* The request
Output the material beneath this task exactly, images excluded.

——————

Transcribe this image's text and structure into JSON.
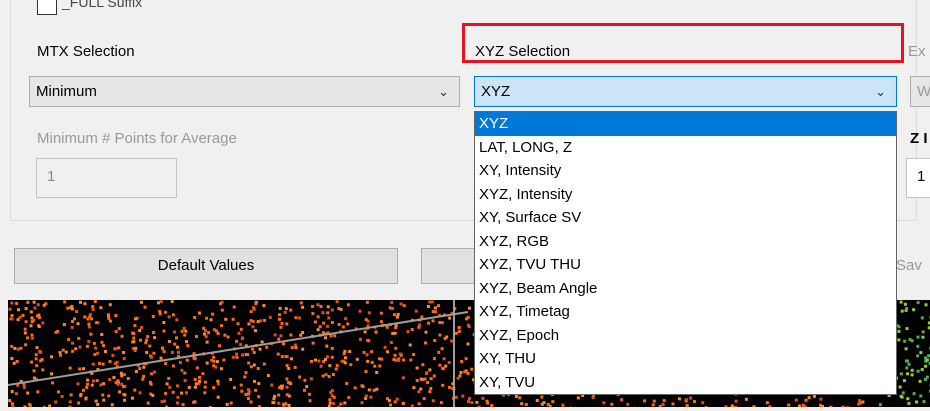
{
  "full_suffix": {
    "label": "_FULL Suffix",
    "checked": false
  },
  "mtx": {
    "label": "MTX Selection",
    "value": "Minimum"
  },
  "min_points": {
    "label": "Minimum # Points for Average",
    "value": "1"
  },
  "xyz": {
    "label": "XYZ Selection",
    "value": "XYZ",
    "options": [
      "XYZ",
      "LAT, LONG, Z",
      "XY, Intensity",
      "XYZ, Intensity",
      "XY, Surface SV",
      "XYZ, RGB",
      "XYZ, TVU THU",
      "XYZ, Beam Angle",
      "XYZ, Timetag",
      "XYZ, Epoch",
      "XY, THU",
      "XY, TVU"
    ],
    "selected_index": 0
  },
  "clipped_right": {
    "ex_label": "Ex",
    "w_value": "W",
    "z_label": "Z I",
    "z_value": "1",
    "save_label": "Sav"
  },
  "buttons": {
    "default_values": "Default Values"
  },
  "colors": {
    "highlight": "#e81123",
    "selection": "#0078d7",
    "combo_focus": "#cce4f7"
  }
}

——————

* Reply to the task
Transcribe this image's text and structure into JSON.
{
  "full_suffix": {
    "label": "_FULL Suffix",
    "checked": false
  },
  "mtx": {
    "label": "MTX Selection",
    "value": "Minimum"
  },
  "min_points": {
    "label": "Minimum # Points for Average",
    "value": "1"
  },
  "xyz": {
    "label": "XYZ Selection",
    "value": "XYZ",
    "options": [
      "XYZ",
      "LAT, LONG, Z",
      "XY, Intensity",
      "XYZ, Intensity",
      "XY, Surface SV",
      "XYZ, RGB",
      "XYZ, TVU THU",
      "XYZ, Beam Angle",
      "XYZ, Timetag",
      "XYZ, Epoch",
      "XY, THU",
      "XY, TVU"
    ],
    "selected_index": 0
  },
  "clipped_right": {
    "ex_label": "Ex",
    "w_value": "W",
    "z_label": "Z I",
    "z_value": "1",
    "save_label": "Sav"
  },
  "buttons": {
    "default_values": "Default Values"
  },
  "colors": {
    "highlight": "#e81123",
    "selection": "#0078d7",
    "combo_focus": "#cce4f7"
  }
}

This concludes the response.